▶ [SUPPLIED MATERIAL]
━━━━━━━━━━━━━━━━

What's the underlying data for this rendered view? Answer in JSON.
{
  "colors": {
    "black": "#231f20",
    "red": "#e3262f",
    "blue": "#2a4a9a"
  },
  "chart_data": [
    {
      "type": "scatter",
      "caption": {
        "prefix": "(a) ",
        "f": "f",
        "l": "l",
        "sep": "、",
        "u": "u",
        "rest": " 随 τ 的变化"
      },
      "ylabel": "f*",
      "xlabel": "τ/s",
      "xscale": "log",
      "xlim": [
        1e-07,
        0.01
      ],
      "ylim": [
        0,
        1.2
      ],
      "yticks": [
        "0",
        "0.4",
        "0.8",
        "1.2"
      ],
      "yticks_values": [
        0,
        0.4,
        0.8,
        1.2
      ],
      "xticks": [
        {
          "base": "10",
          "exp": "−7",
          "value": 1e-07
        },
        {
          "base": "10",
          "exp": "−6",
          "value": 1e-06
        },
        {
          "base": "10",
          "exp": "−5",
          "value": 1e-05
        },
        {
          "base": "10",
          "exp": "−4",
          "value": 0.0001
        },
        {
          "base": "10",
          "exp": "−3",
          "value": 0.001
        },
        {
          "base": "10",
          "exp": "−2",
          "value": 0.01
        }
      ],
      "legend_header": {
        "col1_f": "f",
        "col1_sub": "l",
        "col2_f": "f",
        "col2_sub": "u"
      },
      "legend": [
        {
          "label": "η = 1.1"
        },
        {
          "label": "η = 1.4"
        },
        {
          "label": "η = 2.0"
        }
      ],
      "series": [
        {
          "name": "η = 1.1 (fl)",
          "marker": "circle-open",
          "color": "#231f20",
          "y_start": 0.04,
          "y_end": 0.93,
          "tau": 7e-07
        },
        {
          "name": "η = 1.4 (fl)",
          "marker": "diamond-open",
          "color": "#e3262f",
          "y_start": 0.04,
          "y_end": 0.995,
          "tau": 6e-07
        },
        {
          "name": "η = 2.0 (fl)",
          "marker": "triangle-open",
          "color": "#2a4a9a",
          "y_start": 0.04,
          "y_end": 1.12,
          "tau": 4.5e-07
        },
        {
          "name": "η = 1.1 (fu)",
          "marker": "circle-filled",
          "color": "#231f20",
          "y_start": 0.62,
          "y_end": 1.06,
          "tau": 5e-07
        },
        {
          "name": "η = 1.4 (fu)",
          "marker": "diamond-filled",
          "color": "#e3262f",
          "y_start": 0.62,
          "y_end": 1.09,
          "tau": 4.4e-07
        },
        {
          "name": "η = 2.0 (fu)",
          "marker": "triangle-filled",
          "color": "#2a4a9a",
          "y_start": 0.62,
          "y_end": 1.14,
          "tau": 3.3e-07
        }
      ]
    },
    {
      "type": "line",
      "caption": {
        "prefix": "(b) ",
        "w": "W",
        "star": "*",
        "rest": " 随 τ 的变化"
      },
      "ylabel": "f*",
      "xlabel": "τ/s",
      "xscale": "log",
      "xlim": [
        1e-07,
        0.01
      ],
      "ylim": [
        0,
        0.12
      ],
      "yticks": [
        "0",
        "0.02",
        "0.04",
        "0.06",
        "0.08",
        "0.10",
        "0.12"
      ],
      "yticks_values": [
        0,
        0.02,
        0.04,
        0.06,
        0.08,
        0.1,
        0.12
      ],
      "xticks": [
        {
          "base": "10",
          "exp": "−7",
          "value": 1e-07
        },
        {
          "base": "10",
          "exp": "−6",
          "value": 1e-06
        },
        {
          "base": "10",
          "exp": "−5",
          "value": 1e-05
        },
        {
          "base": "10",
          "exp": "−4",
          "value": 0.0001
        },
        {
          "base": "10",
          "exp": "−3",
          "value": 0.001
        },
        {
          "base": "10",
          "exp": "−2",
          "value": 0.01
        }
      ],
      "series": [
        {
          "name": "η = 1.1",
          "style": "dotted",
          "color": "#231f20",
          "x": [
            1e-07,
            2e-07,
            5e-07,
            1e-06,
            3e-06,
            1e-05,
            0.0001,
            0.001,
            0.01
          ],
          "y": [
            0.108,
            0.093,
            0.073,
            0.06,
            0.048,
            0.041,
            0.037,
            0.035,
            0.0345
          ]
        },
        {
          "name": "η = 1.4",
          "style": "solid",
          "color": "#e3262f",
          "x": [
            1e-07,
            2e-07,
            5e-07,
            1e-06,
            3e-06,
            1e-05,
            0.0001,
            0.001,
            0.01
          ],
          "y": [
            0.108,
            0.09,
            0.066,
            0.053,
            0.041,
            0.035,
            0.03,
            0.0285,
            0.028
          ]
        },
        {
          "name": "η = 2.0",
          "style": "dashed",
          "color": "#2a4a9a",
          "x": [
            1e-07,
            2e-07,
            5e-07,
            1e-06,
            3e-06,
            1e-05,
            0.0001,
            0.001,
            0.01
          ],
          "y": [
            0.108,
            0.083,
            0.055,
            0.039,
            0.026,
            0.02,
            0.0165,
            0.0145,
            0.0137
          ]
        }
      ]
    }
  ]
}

━━━━━━━━━━━━━━━━

▶ [JOB] Return each line of the listing that holds the string "circle".

▶ [RESPONSE]
          "marker": "circle-open",
          "marker": "circle-filled",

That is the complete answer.